─── Exercise passage

Re: Does Codd's view of a relational database differ from that of Date & Darwin? [M.Gittens]

From: FrankHamersley <FrankHamersleyZat_at_hotmail.com>
Date: Mon, 06 Jun 2005 12:55:36 GMT
Message-ID: <cJXoe.4372$F7.3008_at_news-server.bigpond.net.au>


Paul wrote:

> mountain man wrote:

>>According to this reference we can replace a null in the salary
>>field with "Salary not known" and/or "Unsalaried". This has
>>taken some work to do, by a database professional, to derive
>>an "improved" version of the personnel table (when needed).
>>
>>So what? The original design schema is simply missing information
>>for these elements, and this information needs to be entered,
>>and/or determined and entered.
> 
> If you replaced both "Salary unknown" and "Unsalaried" with NULLs, how
> do you distinguish between the two?

Without redressing the fundamental weaknesses in the schema you can't.

However I remain to be convinced that the domain "overloading" used to underpin Date's example is a useful contribution to the state of the art. Frankly my first impression was to see it as justifying a steaming hot pile! There are no signs of any elegance regardless of how unsatisfactory that is to purists, although I expect Date would cite the limitations of the current technologies as largely responsible for the latent ugliness of the "null-less solution".

Personally I see the better solution within the context of this thread is to have a discrete attribute with a domain of "Salaried, Unsalaried".   The argument about to null or not to null (sic) is for another time.

──────
─── Raw data

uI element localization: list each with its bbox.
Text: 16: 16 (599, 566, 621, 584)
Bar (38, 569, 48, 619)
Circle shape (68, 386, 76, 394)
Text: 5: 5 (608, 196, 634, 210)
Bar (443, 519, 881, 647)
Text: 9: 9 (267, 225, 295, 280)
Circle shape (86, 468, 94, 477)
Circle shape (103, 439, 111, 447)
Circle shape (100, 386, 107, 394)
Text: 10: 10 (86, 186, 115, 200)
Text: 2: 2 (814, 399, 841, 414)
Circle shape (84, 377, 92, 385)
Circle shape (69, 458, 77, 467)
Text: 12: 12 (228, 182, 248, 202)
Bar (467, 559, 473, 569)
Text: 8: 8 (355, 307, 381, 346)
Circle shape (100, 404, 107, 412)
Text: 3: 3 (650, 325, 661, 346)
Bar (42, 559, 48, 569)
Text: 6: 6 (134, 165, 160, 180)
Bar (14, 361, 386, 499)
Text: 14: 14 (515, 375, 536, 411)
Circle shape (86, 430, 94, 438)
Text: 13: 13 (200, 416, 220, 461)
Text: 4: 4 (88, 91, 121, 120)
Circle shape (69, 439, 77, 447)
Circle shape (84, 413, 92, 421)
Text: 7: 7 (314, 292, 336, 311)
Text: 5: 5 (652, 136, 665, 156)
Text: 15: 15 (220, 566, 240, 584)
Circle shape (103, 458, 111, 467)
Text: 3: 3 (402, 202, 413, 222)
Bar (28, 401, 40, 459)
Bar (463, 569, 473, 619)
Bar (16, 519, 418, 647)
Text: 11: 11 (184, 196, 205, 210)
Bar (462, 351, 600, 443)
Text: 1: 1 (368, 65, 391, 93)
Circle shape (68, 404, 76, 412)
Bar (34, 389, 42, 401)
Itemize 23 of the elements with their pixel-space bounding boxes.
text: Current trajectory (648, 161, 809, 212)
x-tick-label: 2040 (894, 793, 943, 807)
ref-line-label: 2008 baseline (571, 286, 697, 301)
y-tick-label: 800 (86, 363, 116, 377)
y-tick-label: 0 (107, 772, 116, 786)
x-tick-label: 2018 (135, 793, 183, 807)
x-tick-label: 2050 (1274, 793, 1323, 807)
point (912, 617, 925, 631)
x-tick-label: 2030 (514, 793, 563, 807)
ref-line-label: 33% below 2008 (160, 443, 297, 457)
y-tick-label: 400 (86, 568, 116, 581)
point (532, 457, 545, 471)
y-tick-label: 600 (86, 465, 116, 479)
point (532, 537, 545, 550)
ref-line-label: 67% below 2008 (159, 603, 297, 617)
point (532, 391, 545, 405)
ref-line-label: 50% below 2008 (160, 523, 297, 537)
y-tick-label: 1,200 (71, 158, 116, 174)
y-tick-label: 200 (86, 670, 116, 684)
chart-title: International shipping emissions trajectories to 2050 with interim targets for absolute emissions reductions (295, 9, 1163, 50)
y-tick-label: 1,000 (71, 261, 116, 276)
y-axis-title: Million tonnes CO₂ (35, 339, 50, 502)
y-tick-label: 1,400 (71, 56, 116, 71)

──────

## Problem details
Reproduce the part of the newsgroup post about nulls starting at "However I remain" and ending at "for another time.". These records were taken from a different source than the text.

## Result
However I remain to be convinced that the domain "overloading" used to underpin Date's example is a useful contribution to the state of the art. Frankly my first impression was to see it as justifying a steaming hot pile! There are no signs of any elegance regardless of how unsatisfactory that is to purists, although I expect Date would cite the limitations of the current technologies as largely responsible for the latent ugliness of the "null-less solution".

Personally I see the better solution within the context of this thread is to have a discrete attribute with a domain of "Salaried, Unsalaried".   The argument about to null or not to null (sic) is for another time.